START Excerpted records

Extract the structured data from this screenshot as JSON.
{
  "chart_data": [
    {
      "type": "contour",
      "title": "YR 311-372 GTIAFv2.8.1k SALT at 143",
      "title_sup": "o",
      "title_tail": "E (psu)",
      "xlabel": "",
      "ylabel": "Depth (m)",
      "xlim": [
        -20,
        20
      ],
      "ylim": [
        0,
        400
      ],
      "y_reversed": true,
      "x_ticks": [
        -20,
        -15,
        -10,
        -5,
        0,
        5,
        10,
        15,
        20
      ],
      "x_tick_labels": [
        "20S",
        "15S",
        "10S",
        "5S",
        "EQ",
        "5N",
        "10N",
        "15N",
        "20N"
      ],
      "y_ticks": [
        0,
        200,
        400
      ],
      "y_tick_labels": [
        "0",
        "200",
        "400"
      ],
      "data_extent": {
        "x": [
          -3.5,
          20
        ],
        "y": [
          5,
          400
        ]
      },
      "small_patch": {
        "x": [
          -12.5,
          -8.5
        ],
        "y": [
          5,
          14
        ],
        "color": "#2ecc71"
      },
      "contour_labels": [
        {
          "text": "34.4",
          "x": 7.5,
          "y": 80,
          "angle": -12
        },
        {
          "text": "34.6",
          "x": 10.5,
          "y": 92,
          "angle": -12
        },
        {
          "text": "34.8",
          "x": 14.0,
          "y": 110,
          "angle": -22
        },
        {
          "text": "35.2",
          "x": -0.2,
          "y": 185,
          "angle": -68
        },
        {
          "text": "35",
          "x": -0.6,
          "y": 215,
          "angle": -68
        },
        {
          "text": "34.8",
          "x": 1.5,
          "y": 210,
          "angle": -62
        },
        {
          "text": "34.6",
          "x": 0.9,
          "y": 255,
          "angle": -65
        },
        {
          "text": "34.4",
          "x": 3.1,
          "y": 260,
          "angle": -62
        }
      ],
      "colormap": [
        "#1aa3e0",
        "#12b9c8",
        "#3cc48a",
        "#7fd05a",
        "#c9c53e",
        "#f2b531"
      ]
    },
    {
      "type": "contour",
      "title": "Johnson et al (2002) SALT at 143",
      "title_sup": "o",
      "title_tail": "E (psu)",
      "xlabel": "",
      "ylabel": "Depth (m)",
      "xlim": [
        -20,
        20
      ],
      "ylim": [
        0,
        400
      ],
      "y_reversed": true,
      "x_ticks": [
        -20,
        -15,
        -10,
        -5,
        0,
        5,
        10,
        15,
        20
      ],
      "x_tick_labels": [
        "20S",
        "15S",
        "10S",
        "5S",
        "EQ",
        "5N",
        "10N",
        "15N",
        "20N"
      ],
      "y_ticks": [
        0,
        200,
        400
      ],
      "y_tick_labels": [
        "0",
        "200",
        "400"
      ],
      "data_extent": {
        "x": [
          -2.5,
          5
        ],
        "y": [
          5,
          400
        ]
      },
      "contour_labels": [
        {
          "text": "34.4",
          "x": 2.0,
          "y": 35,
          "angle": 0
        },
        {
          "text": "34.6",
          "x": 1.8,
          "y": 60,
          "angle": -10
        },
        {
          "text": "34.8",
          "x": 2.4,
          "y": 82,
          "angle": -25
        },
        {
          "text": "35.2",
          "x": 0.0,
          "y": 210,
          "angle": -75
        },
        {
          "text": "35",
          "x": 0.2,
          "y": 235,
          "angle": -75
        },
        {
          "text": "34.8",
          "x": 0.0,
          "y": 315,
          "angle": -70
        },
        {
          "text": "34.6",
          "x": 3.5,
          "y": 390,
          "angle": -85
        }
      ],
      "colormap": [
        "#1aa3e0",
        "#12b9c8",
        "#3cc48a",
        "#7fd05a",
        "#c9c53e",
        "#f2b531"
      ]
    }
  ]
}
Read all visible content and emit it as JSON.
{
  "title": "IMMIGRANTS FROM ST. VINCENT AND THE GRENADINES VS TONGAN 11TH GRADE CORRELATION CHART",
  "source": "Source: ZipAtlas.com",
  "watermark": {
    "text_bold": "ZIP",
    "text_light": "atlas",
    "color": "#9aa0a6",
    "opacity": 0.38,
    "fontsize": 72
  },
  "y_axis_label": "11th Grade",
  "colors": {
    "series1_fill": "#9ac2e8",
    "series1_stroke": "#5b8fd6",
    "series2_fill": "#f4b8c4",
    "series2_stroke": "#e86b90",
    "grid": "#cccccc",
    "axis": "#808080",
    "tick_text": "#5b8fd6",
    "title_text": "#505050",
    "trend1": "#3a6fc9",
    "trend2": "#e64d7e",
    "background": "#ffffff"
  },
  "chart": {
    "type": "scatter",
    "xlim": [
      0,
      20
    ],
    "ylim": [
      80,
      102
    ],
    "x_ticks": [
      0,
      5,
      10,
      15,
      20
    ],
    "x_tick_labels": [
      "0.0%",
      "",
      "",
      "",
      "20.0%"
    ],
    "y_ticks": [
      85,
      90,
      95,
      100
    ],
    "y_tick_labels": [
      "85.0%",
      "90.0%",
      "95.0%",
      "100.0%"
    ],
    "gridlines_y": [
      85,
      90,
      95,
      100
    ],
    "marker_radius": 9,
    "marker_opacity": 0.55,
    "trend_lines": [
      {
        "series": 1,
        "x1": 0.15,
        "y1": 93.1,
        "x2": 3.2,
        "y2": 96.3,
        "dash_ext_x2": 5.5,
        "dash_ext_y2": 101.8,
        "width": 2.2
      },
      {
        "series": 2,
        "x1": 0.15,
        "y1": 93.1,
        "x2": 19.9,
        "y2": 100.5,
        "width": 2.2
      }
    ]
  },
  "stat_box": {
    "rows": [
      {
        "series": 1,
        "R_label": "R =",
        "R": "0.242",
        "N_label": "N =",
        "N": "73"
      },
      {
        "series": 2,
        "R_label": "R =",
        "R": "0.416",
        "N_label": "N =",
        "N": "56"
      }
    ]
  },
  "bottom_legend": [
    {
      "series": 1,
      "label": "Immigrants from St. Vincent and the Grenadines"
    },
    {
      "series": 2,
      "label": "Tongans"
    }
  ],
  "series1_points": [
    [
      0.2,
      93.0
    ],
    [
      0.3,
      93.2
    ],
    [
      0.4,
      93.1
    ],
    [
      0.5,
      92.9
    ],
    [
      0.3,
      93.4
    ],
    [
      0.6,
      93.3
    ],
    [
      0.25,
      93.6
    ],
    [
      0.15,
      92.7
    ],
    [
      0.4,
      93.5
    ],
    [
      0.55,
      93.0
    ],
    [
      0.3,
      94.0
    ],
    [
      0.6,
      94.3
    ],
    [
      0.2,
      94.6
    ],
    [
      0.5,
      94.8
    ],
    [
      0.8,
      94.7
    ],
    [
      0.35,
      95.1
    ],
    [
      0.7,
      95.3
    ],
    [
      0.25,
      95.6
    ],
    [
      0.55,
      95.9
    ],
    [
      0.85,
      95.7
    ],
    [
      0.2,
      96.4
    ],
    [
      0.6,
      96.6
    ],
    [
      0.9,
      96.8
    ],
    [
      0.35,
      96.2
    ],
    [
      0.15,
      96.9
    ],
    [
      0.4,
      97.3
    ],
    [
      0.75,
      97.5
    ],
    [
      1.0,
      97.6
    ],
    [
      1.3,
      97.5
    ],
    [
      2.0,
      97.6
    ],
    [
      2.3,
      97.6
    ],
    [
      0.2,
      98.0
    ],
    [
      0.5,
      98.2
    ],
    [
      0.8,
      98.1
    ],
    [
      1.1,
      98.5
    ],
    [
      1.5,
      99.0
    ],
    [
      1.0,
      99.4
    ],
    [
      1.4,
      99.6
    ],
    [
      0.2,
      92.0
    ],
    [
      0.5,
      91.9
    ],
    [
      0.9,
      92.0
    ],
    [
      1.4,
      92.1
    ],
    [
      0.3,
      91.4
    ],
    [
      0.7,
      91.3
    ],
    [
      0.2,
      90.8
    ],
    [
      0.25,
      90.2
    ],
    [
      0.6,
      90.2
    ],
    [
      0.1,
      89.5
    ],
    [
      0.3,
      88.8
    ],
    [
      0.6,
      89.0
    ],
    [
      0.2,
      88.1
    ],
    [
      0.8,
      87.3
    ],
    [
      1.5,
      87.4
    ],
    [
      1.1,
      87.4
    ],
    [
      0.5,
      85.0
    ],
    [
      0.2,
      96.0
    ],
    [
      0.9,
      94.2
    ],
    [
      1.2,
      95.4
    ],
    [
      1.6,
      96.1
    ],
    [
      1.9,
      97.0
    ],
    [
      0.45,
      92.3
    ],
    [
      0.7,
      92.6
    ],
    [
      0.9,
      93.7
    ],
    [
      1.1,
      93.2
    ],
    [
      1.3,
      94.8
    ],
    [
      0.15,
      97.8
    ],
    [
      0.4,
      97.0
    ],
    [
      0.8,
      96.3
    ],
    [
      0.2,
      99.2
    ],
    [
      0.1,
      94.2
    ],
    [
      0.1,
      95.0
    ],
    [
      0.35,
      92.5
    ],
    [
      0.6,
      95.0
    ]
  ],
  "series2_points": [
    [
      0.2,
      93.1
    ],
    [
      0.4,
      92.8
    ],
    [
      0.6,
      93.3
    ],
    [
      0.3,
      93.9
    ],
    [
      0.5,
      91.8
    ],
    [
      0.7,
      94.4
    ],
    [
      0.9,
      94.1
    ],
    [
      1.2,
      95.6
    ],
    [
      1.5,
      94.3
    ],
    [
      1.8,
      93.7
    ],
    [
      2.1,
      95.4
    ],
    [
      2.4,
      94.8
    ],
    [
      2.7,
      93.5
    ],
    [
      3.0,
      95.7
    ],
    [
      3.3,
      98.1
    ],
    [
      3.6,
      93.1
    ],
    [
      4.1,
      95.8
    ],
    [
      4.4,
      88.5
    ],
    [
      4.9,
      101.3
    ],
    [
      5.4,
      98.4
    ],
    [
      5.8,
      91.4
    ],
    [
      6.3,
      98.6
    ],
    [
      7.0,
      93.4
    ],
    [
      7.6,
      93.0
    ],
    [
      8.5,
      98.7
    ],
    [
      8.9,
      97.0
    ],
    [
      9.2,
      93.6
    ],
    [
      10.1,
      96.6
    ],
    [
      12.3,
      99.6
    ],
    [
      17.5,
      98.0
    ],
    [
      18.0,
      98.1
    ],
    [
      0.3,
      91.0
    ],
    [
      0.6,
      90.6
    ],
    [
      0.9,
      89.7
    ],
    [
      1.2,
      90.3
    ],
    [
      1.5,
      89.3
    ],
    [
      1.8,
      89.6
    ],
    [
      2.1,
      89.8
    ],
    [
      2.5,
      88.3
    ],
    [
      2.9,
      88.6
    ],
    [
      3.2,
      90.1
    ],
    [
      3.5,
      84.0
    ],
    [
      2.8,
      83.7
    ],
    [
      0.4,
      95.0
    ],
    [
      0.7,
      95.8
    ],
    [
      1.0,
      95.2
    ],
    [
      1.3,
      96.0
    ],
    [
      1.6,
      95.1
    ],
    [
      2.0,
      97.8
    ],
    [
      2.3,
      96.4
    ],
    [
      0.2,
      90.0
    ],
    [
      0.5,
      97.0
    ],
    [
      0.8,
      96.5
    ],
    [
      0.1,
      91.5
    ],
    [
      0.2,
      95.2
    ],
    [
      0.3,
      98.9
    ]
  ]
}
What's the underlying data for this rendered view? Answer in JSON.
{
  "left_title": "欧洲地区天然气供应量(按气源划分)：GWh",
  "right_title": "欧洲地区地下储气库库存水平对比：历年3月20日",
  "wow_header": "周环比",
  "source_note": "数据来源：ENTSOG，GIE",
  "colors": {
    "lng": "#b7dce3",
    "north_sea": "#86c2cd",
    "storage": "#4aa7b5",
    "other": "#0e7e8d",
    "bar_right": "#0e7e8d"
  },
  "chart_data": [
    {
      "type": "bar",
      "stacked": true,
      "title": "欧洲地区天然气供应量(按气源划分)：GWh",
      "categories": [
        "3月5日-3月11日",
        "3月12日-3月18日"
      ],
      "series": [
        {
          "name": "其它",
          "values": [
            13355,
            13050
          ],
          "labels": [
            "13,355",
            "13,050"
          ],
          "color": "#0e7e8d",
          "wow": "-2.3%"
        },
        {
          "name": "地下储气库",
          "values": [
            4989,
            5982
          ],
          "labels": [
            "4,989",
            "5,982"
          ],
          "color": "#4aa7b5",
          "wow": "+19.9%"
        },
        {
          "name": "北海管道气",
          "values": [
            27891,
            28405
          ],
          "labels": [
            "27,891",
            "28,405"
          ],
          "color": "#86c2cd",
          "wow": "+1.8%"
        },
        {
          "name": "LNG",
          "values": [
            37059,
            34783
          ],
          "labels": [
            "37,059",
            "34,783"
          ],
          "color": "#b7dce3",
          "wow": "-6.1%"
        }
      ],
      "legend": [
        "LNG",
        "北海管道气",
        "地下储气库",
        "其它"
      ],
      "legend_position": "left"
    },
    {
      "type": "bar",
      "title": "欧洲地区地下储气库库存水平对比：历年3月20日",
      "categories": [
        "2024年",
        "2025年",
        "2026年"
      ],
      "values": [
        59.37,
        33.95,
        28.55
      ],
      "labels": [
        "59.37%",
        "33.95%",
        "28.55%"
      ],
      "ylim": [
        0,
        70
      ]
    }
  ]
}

END Excerpted records

[Directive] From the records, copy every line that has the string "SALT" in it.

[Reply]
      "title": "YR 311-372 GTIAFv2.8.1k SALT at 143",
      "title": "Johnson et al (2002) SALT at 143",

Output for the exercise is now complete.